# [Aim]
Locate each line in the records containing "Adjustable". Copy it.

# [Source material]
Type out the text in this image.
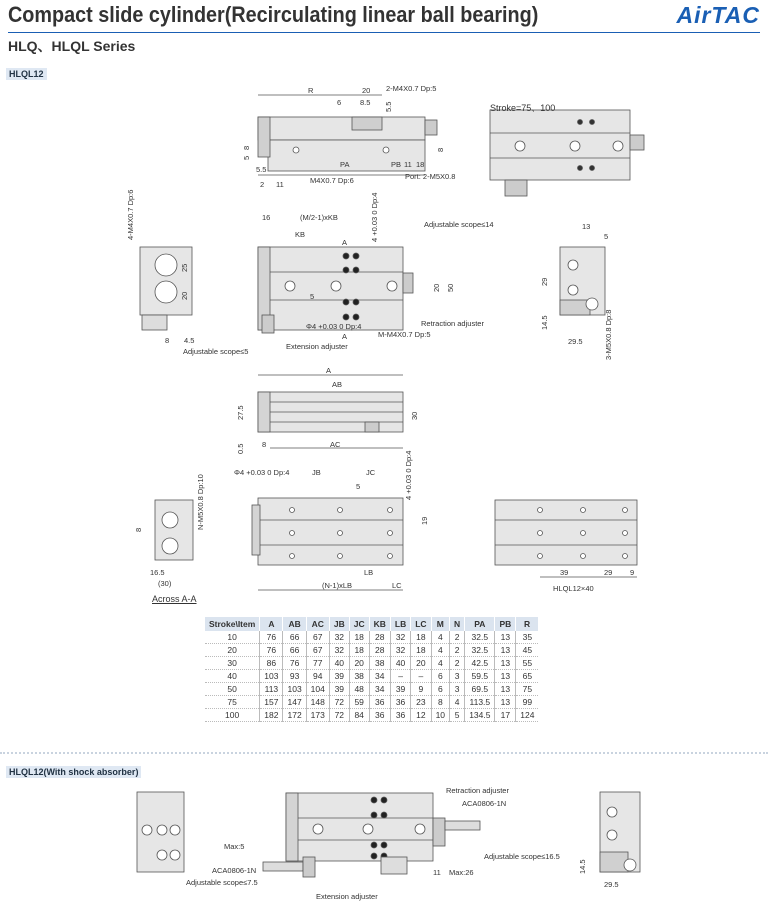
Compact slide cylinder(Recirculating linear ball bearing)	AirTAC
HLQ、HLQL Series
HLQL12
R	20 2-M4X0.7 Dp:5
6	8.5 5.5
5
8	8
5.5
PA	PB 11 18
2 11	M4X0.7 Dp:6	Port: 2-M5X0.8
Stroke=75、100
4-M4X0.7 Dp:6	16	(M/2-1)xKB
KB
A
A
4 +0.03 0 Dp:4	Adjustable scope≤14
20 50
5
Φ4 +0.03 0 Dp:4
M-M4X0.7 Dp:5
Retraction adjuster
Extension adjuster
25
20
8 4.5
Adjustable scope≤5
13
5
29
14.5
29.5	3-M5X0.8 Dp:8
A
AB
27.5
0.5 8
30
AC
Φ4 +0.03 0 Dp:4	JB	JC
5	4 +0.03 0 Dp:4
19
N-M5X0.8 Dp:10
8
16.5
(30)
Across A-A
(N-1)xLB
LB
LC
39	29 9
HLQL12×40
Stroke\Item	A	AB	AC	JB	JC	KB	LB	LC	M	N	PA	PB	R
10	76	66	67	32	18	28	32	18	4	2	32.5	13	35
20	76	66	67	32	18	28	32	18	4	2	32.5	13	45
30	86	76	77	40	20	38	40	20	4	2	42.5	13	55
40	103	93	94	39	38	34	–	–	6	3	59.5	13	65
50	113	103	104	39	48	34	39	9	6	3	69.5	13	75
75	157	147	148	72	59	36	36	23	8	4	113.5	13	99
100	182	172	173	72	84	36	36	12	10	5	134.5	17	124
HLQL12(With shock absorber)
Retraction adjuster
ACA0806-1N
Max:5
ACA0806-1N
Adjustable scope≤7.5
Extension adjuster
11 Max:26
Adjustable scope≤16.5
14.5
29.5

# [Full response]
4 +0.03 0 Dp:4	Adjustable scope≤14
Adjustable scope≤5
Adjustable scope≤7.5
Adjustable scope≤16.5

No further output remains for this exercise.